Source data:
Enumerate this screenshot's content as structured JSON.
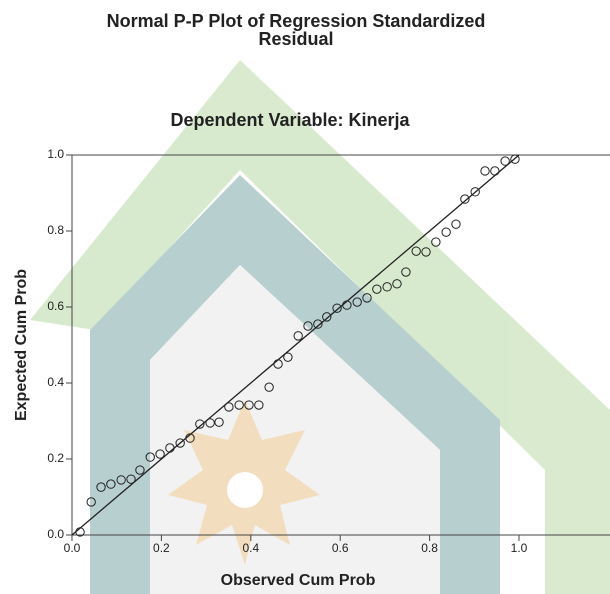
{
  "chart_data": {
    "type": "scatter",
    "title": [
      "Normal P-P Plot of Regression Standardized",
      "Residual"
    ],
    "subtitle": "Dependent Variable: Kinerja",
    "xlabel": "Observed Cum Prob",
    "ylabel": "Expected Cum Prob",
    "xlim": [
      0,
      1.2
    ],
    "ylim": [
      0,
      1
    ],
    "xticks": [
      {
        "value": 0,
        "label": "0.0"
      },
      {
        "value": 0.2,
        "label": "0.2"
      },
      {
        "value": 0.4,
        "label": "0.4"
      },
      {
        "value": 0.6,
        "label": "0.6"
      },
      {
        "value": 0.8,
        "label": "0.8"
      },
      {
        "value": 1,
        "label": "1.0"
      }
    ],
    "yticks": [
      {
        "value": 0,
        "label": "0.0"
      },
      {
        "value": 0.2,
        "label": "0.2"
      },
      {
        "value": 0.4,
        "label": "0.4"
      },
      {
        "value": 0.6,
        "label": "0.6"
      },
      {
        "value": 0.8,
        "label": "0.8"
      },
      {
        "value": 1,
        "label": "1.0"
      }
    ],
    "color": "#222222",
    "x": [
      0.018,
      0.043,
      0.065,
      0.087,
      0.11,
      0.132,
      0.152,
      0.175,
      0.197,
      0.219,
      0.242,
      0.264,
      0.286,
      0.309,
      0.329,
      0.351,
      0.374,
      0.396,
      0.418,
      0.441,
      0.461,
      0.483,
      0.506,
      0.528,
      0.55,
      0.57,
      0.593,
      0.615,
      0.638,
      0.66,
      0.682,
      0.705,
      0.727,
      0.747,
      0.77,
      0.792,
      0.814,
      0.837,
      0.859,
      0.879,
      0.902,
      0.924,
      0.946,
      0.969,
      0.991
    ],
    "values": [
      0.008,
      0.087,
      0.126,
      0.134,
      0.145,
      0.147,
      0.171,
      0.205,
      0.213,
      0.229,
      0.242,
      0.255,
      0.292,
      0.295,
      0.297,
      0.337,
      0.342,
      0.342,
      0.342,
      0.389,
      0.45,
      0.468,
      0.524,
      0.55,
      0.555,
      0.574,
      0.597,
      0.605,
      0.613,
      0.624,
      0.647,
      0.653,
      0.661,
      0.692,
      0.747,
      0.745,
      0.771,
      0.797,
      0.818,
      0.884,
      0.903,
      0.958,
      0.958,
      0.984,
      0.989
    ]
  }
}
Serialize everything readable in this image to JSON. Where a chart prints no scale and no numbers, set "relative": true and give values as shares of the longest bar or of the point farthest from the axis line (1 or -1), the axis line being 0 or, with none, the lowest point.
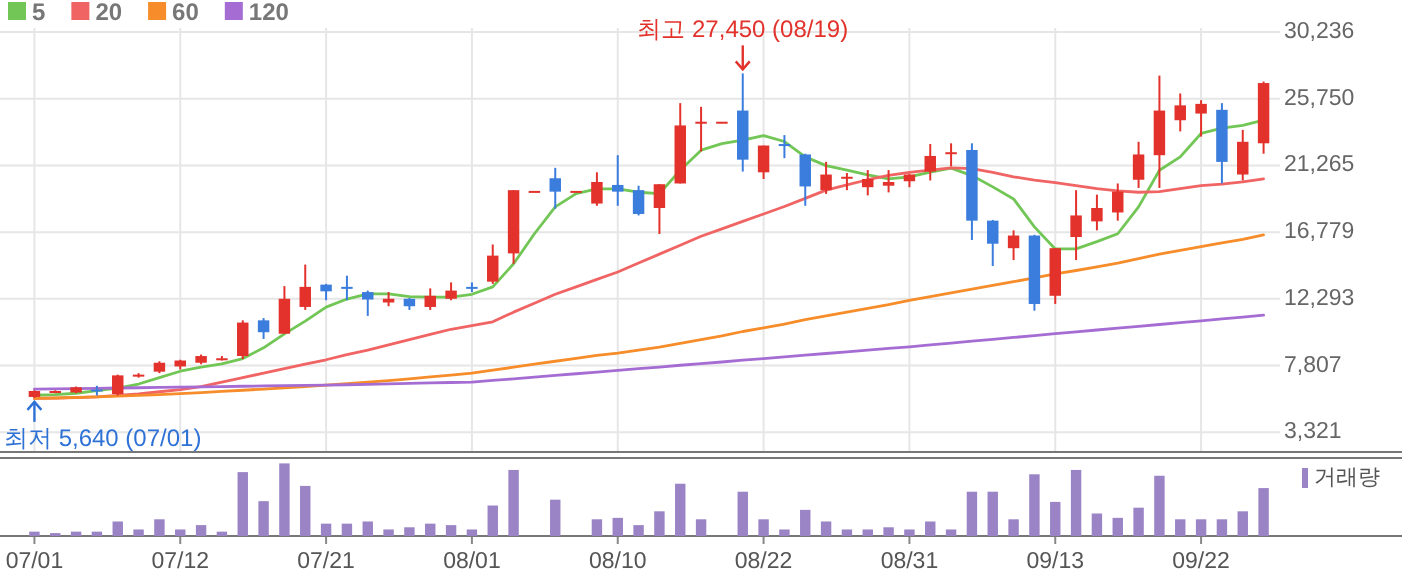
{
  "chart_data": [
    {
      "type": "candlestick",
      "categories": [
        null,
        null,
        null,
        null,
        null,
        null,
        null,
        null,
        null,
        null,
        null,
        null,
        null,
        null,
        null,
        null,
        null,
        null,
        null,
        null,
        null,
        null,
        null,
        null,
        null,
        null,
        null,
        null,
        null,
        null,
        null,
        null,
        null,
        null,
        null,
        null,
        null,
        null,
        null,
        null,
        null,
        null,
        null,
        null,
        null,
        null,
        null,
        null,
        null,
        null,
        null,
        null,
        null,
        null,
        null,
        null,
        null,
        null,
        null,
        null
      ],
      "ohlc": [
        [
          5700,
          6150,
          5640,
          6100
        ],
        [
          6000,
          6150,
          5950,
          6100
        ],
        [
          6000,
          6400,
          5950,
          6350
        ],
        [
          6200,
          6450,
          5800,
          6100
        ],
        [
          5900,
          7200,
          5800,
          7150
        ],
        [
          7100,
          7300,
          7000,
          7200
        ],
        [
          7400,
          8100,
          7300,
          8000
        ],
        [
          7750,
          8200,
          7550,
          8150
        ],
        [
          8000,
          8550,
          7900,
          8450
        ],
        [
          8200,
          8450,
          8150,
          8300
        ],
        [
          8450,
          10850,
          8250,
          10700
        ],
        [
          10850,
          11000,
          9600,
          10050
        ],
        [
          9950,
          13150,
          9950,
          12300
        ],
        [
          11750,
          14600,
          11550,
          13100
        ],
        [
          13250,
          13300,
          12200,
          12800
        ],
        [
          13100,
          13850,
          12200,
          13050
        ],
        [
          12750,
          12850,
          11150,
          12250
        ],
        [
          12050,
          12750,
          11800,
          12300
        ],
        [
          12300,
          12350,
          11550,
          11800
        ],
        [
          11750,
          13000,
          11550,
          12500
        ],
        [
          12300,
          13400,
          12200,
          12850
        ],
        [
          13100,
          13400,
          12750,
          13050
        ],
        [
          13450,
          15950,
          13300,
          15200
        ],
        [
          15350,
          19600,
          14650,
          19600
        ],
        [
          19550,
          19550,
          19550,
          19550
        ],
        [
          20400,
          21100,
          18350,
          19500
        ],
        [
          19550,
          19550,
          19550,
          19550
        ],
        [
          18700,
          20800,
          18550,
          20150
        ],
        [
          19950,
          21950,
          18550,
          19500
        ],
        [
          19600,
          19900,
          17900,
          18000
        ],
        [
          18400,
          20000,
          16650,
          20000
        ],
        [
          20050,
          25450,
          20050,
          23950
        ],
        [
          24150,
          25200,
          22200,
          24200
        ],
        [
          24200,
          24200,
          24200,
          24200
        ],
        [
          24950,
          27450,
          20850,
          21650
        ],
        [
          20800,
          22600,
          20350,
          22600
        ],
        [
          22700,
          23300,
          21750,
          22600
        ],
        [
          22000,
          22050,
          18550,
          19850
        ],
        [
          19600,
          21500,
          19350,
          20650
        ],
        [
          20400,
          20750,
          19600,
          20500
        ],
        [
          19800,
          20950,
          19250,
          20350
        ],
        [
          19900,
          20950,
          19450,
          20150
        ],
        [
          20200,
          20700,
          19800,
          20650
        ],
        [
          20850,
          22700,
          20250,
          21900
        ],
        [
          22100,
          22750,
          21200,
          22150
        ],
        [
          22300,
          22750,
          16250,
          17550
        ],
        [
          17550,
          17600,
          14500,
          16000
        ],
        [
          15700,
          16900,
          14900,
          16550
        ],
        [
          16550,
          16600,
          11500,
          11950
        ],
        [
          12500,
          15700,
          11950,
          15700
        ],
        [
          16450,
          19600,
          14900,
          17900
        ],
        [
          17500,
          19300,
          16900,
          18400
        ],
        [
          18100,
          20050,
          17550,
          19500
        ],
        [
          20300,
          22850,
          19750,
          22000
        ],
        [
          21950,
          27300,
          19750,
          24950
        ],
        [
          24300,
          26100,
          23550,
          25300
        ],
        [
          24750,
          25650,
          23200,
          25400
        ],
        [
          25000,
          25450,
          20050,
          21500
        ],
        [
          20650,
          23650,
          20250,
          22850
        ],
        [
          22750,
          26900,
          22050,
          26800
        ]
      ],
      "colors": [
        "#e2322b",
        "#e2322b",
        "#e2322b",
        "#3b7ddd",
        "#e2322b",
        "#e2322b",
        "#e2322b",
        "#e2322b",
        "#e2322b",
        "#e2322b",
        "#e2322b",
        "#3b7ddd",
        "#e2322b",
        "#e2322b",
        "#3b7ddd",
        "#3b7ddd",
        "#3b7ddd",
        "#e2322b",
        "#3b7ddd",
        "#e2322b",
        "#e2322b",
        "#3b7ddd",
        "#e2322b",
        "#e2322b",
        "#e2322b",
        "#3b7ddd",
        "#e2322b",
        "#e2322b",
        "#3b7ddd",
        "#3b7ddd",
        "#e2322b",
        "#e2322b",
        "#e2322b",
        "#e2322b",
        "#3b7ddd",
        "#e2322b",
        "#3b7ddd",
        "#3b7ddd",
        "#e2322b",
        "#e2322b",
        "#e2322b",
        "#e2322b",
        "#e2322b",
        "#e2322b",
        "#e2322b",
        "#3b7ddd",
        "#3b7ddd",
        "#e2322b",
        "#3b7ddd",
        "#e2322b",
        "#e2322b",
        "#e2322b",
        "#e2322b",
        "#e2322b",
        "#e2322b",
        "#e2322b",
        "#e2322b",
        "#3b7ddd",
        "#e2322b",
        "#e2322b"
      ],
      "series": [
        {
          "type": "line",
          "name": "5",
          "color": "#72c655",
          "values": [
            5815,
            5850,
            5950,
            6125,
            6300,
            6570,
            7000,
            7430,
            7700,
            7920,
            8280,
            9000,
            9940,
            10800,
            11740,
            12280,
            12630,
            12630,
            12450,
            12410,
            12410,
            12600,
            13100,
            14650,
            16670,
            18480,
            19370,
            19690,
            19690,
            19460,
            19370,
            20940,
            22290,
            22730,
            22960,
            23270,
            22870,
            21840,
            21250,
            20940,
            20630,
            20360,
            20500,
            20810,
            21080,
            20580,
            19820,
            19010,
            17130,
            15650,
            15650,
            16140,
            16670,
            18480,
            20940,
            21840,
            23410,
            23770,
            23950,
            24310
          ]
        },
        {
          "type": "line",
          "name": "20",
          "color": "#f06464",
          "values": [
            5600,
            5620,
            5650,
            5700,
            5800,
            5900,
            6050,
            6200,
            6400,
            6700,
            7000,
            7300,
            7600,
            7900,
            8200,
            8550,
            8850,
            9200,
            9550,
            9900,
            10250,
            10500,
            10750,
            11400,
            12000,
            12600,
            13100,
            13600,
            14100,
            14700,
            15300,
            15900,
            16500,
            17000,
            17500,
            18000,
            18500,
            19050,
            19600,
            19950,
            20300,
            20600,
            20800,
            20940,
            21100,
            21050,
            20800,
            20500,
            20270,
            20100,
            19900,
            19700,
            19550,
            19460,
            19500,
            19700,
            19900,
            20000,
            20150,
            20360
          ]
        },
        {
          "type": "line",
          "name": "60",
          "color": "#f68d2a",
          "values": [
            5600,
            5630,
            5670,
            5710,
            5750,
            5800,
            5860,
            5920,
            5990,
            6070,
            6150,
            6230,
            6310,
            6400,
            6500,
            6600,
            6700,
            6800,
            6920,
            7050,
            7170,
            7300,
            7500,
            7700,
            7900,
            8100,
            8300,
            8500,
            8650,
            8850,
            9050,
            9300,
            9550,
            9800,
            10100,
            10350,
            10600,
            10900,
            11150,
            11400,
            11650,
            11900,
            12200,
            12450,
            12700,
            12950,
            13200,
            13450,
            13700,
            13970,
            14200,
            14450,
            14700,
            15000,
            15300,
            15550,
            15800,
            16050,
            16300,
            16590
          ]
        },
        {
          "type": "line",
          "name": "120",
          "color": "#a56dd3",
          "values": [
            6220,
            6240,
            6260,
            6280,
            6300,
            6320,
            6340,
            6360,
            6380,
            6400,
            6420,
            6440,
            6460,
            6480,
            6500,
            6520,
            6550,
            6580,
            6610,
            6640,
            6670,
            6700,
            6810,
            6920,
            7030,
            7150,
            7260,
            7370,
            7490,
            7600,
            7710,
            7830,
            7940,
            8050,
            8170,
            8280,
            8390,
            8510,
            8620,
            8730,
            8850,
            8960,
            9070,
            9200,
            9320,
            9450,
            9570,
            9700,
            9820,
            9950,
            10070,
            10200,
            10320,
            10450,
            10570,
            10700,
            10820,
            10950,
            11070,
            11200
          ]
        }
      ],
      "ylim": [
        2000,
        30500
      ],
      "yticks": [
        {
          "value": 3321,
          "label": "3,321"
        },
        {
          "value": 7807,
          "label": "7,807"
        },
        {
          "value": 12293,
          "label": "12,293"
        },
        {
          "value": 16779,
          "label": "16,779"
        },
        {
          "value": 21265,
          "label": "21,265"
        },
        {
          "value": 25750,
          "label": "25,750"
        },
        {
          "value": 30236,
          "label": "30,236"
        }
      ],
      "annotations": [
        "최고 27,450 (08/19)",
        "최저 5,640 (07/01)"
      ],
      "grid": true,
      "legend": "top left",
      "tick_labels": "y"
    },
    {
      "type": "bar",
      "relative": true,
      "categories": [
        "07/01",
        null,
        null,
        null,
        null,
        null,
        null,
        "07/12",
        null,
        null,
        null,
        null,
        null,
        null,
        "07/21",
        null,
        null,
        null,
        null,
        null,
        null,
        "08/01",
        null,
        null,
        null,
        null,
        null,
        null,
        "08/10",
        null,
        null,
        null,
        null,
        null,
        null,
        "08/22",
        null,
        null,
        null,
        null,
        null,
        null,
        "08/31",
        null,
        null,
        null,
        null,
        null,
        null,
        "09/13",
        null,
        null,
        null,
        null,
        null,
        null,
        "09/22",
        null,
        null,
        null
      ],
      "series": [
        {
          "name": "거래량",
          "color": "#9b84c6",
          "values": [
            0.06,
            0.04,
            0.06,
            0.06,
            0.2,
            0.09,
            0.23,
            0.09,
            0.15,
            0.06,
            0.88,
            0.48,
            1,
            0.69,
            0.17,
            0.17,
            0.2,
            0.09,
            0.12,
            0.17,
            0.15,
            0.09,
            0.42,
            0.91,
            0,
            0.5,
            0,
            0.23,
            0.25,
            0.15,
            0.34,
            0.72,
            0.23,
            0,
            0.61,
            0.23,
            0.09,
            0.36,
            0.2,
            0.09,
            0.09,
            0.12,
            0.09,
            0.2,
            0.09,
            0.61,
            0.61,
            0.23,
            0.85,
            0.47,
            0.91,
            0.31,
            0.25,
            0.39,
            0.83,
            0.23,
            0.23,
            0.23,
            0.34,
            0.66
          ]
        }
      ],
      "legend": "top right",
      "tick_labels": "x"
    }
  ]
}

Exercise prompt:
Identify which lines contain the word "this" and copy each one.

Correct answer:
Enumerate this screenshot's content as structured JSON.
Serialize everything readable in this image to JSON. Where a chart prints no scale and no numbers, set "relative": true and give values as shares of the longest bar or of the point farthest from the axis line (1 or -1), the axis line being 0 or, with none, the lowest point.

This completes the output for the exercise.